> **WORK REQUIRED**
Find the lines with the string "document" and return them.

━━━━━ ITEMS

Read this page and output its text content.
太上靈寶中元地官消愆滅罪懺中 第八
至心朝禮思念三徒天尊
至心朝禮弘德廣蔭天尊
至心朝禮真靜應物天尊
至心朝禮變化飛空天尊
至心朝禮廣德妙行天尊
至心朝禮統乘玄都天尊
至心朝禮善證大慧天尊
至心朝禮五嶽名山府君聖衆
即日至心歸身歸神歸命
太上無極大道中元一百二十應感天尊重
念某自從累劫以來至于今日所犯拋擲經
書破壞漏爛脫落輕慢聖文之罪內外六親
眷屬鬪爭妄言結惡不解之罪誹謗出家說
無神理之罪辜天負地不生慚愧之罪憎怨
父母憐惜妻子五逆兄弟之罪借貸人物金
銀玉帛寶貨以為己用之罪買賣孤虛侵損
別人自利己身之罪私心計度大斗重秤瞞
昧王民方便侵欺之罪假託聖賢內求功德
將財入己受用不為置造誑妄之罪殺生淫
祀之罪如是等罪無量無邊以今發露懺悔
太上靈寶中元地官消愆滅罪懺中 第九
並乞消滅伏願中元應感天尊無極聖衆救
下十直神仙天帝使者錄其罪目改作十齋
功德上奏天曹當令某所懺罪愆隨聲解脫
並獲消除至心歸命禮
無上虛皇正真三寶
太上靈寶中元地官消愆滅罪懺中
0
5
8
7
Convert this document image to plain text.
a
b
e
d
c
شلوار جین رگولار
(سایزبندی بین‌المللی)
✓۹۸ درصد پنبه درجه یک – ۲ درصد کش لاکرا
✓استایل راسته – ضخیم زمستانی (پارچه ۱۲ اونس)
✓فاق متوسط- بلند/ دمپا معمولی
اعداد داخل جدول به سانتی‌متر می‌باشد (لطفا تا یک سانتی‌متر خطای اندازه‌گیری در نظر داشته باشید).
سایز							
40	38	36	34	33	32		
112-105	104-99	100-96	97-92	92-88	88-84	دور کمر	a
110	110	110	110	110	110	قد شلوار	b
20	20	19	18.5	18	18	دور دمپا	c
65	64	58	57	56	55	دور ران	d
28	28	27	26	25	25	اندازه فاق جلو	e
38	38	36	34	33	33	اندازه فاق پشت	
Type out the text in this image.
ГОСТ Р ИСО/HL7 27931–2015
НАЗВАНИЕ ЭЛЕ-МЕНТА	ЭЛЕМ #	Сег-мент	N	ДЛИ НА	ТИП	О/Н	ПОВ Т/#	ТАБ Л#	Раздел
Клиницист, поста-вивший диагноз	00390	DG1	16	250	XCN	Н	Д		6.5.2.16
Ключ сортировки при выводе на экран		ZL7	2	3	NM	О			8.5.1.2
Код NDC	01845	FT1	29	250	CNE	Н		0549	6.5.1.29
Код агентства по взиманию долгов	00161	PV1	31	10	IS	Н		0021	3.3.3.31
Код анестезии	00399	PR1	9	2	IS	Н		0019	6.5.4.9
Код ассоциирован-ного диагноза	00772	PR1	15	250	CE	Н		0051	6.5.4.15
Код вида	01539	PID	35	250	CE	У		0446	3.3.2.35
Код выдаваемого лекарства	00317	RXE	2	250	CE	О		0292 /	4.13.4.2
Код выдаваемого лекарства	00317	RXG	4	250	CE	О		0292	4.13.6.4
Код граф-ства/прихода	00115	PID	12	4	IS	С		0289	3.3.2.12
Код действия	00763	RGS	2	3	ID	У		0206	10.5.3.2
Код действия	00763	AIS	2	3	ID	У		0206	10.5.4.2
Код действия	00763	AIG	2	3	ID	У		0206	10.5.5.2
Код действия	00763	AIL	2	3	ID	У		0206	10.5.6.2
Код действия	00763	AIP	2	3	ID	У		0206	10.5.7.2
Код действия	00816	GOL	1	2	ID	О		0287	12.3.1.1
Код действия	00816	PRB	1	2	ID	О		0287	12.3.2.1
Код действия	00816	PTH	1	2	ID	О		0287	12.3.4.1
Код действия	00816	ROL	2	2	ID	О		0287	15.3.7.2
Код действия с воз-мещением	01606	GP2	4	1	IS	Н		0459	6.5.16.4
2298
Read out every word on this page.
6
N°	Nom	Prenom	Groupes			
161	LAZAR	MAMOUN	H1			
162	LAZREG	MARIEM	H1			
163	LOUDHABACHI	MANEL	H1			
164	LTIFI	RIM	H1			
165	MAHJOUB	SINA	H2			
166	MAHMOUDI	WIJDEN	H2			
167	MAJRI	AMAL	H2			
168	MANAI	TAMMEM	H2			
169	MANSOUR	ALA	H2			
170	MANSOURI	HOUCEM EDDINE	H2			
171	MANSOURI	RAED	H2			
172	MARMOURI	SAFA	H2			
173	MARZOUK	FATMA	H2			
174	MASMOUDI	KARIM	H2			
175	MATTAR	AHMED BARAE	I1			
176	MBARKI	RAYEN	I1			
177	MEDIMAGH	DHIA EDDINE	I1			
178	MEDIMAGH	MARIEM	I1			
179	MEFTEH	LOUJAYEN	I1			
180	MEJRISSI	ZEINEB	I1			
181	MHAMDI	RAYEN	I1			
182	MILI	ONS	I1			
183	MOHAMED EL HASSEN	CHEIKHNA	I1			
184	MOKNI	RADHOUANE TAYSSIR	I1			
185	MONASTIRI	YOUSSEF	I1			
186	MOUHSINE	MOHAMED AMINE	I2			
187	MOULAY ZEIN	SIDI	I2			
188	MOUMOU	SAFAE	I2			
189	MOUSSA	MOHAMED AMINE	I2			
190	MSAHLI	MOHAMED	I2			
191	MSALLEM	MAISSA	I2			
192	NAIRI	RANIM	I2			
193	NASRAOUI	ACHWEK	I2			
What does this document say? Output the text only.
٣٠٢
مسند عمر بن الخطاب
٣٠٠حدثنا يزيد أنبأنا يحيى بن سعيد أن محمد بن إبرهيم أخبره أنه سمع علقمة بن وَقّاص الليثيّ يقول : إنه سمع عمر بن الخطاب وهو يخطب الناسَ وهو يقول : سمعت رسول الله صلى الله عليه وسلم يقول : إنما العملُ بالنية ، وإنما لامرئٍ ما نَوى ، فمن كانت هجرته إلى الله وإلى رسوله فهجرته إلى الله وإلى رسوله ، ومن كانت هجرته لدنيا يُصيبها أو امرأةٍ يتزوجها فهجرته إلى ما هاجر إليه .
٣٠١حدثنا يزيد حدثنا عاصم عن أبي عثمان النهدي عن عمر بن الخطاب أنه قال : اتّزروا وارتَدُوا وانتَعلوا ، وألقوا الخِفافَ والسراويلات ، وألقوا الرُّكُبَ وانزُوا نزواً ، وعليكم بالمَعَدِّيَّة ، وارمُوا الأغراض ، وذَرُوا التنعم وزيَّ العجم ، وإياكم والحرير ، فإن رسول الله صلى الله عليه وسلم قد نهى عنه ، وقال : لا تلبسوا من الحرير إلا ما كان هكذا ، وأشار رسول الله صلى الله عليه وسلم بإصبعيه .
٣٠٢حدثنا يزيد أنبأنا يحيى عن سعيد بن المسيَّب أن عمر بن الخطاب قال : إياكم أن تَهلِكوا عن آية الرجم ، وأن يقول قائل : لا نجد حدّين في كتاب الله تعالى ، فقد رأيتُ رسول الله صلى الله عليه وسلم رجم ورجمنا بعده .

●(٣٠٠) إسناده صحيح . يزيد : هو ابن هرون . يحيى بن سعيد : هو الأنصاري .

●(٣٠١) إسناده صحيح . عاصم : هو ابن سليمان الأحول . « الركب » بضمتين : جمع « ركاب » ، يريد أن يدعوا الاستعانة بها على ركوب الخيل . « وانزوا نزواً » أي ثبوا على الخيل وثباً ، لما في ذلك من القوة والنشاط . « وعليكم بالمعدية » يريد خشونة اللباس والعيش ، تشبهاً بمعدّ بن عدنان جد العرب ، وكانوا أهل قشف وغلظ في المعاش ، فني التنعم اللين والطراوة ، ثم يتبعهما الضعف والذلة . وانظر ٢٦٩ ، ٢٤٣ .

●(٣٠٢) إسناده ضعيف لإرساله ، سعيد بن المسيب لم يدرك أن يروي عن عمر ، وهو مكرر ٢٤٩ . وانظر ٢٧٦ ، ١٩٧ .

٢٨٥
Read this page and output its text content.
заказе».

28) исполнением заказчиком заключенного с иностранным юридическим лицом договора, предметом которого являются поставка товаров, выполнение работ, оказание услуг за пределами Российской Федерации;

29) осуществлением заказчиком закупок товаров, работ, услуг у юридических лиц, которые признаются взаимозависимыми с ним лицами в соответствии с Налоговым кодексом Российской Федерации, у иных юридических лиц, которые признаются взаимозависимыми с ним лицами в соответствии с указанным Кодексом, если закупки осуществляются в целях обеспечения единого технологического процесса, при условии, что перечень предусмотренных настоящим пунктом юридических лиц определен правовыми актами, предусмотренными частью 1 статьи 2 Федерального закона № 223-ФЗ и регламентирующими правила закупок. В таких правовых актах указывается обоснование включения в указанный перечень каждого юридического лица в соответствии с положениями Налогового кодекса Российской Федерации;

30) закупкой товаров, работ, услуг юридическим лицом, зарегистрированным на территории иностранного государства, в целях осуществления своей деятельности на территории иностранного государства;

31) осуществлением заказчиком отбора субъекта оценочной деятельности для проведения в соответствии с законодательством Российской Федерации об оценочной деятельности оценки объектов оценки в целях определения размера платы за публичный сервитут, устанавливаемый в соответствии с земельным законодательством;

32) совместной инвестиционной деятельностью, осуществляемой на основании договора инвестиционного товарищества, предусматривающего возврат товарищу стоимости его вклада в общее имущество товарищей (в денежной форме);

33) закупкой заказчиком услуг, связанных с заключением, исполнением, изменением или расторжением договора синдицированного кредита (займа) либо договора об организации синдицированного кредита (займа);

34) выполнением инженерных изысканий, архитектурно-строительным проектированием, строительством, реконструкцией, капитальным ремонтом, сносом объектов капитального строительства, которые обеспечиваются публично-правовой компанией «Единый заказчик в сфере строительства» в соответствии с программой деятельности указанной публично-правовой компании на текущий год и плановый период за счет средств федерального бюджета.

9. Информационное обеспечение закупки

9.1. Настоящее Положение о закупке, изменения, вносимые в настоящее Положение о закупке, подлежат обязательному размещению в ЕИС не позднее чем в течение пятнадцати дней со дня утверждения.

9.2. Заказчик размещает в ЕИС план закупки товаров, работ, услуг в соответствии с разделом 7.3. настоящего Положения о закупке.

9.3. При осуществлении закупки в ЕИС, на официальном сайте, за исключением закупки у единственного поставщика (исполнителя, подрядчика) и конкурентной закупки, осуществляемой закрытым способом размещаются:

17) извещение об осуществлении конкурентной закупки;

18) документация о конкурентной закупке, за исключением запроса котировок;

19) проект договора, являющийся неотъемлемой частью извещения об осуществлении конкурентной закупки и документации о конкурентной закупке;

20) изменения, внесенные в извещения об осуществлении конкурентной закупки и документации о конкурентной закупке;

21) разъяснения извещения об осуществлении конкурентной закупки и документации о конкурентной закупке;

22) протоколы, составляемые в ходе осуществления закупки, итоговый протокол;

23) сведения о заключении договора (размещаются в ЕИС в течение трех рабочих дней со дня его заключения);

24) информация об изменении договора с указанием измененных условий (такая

━━━━━━━━━━

> **FINISHED ANSWER**
Convert this document image to plain text.
What does this document say? Output the text only.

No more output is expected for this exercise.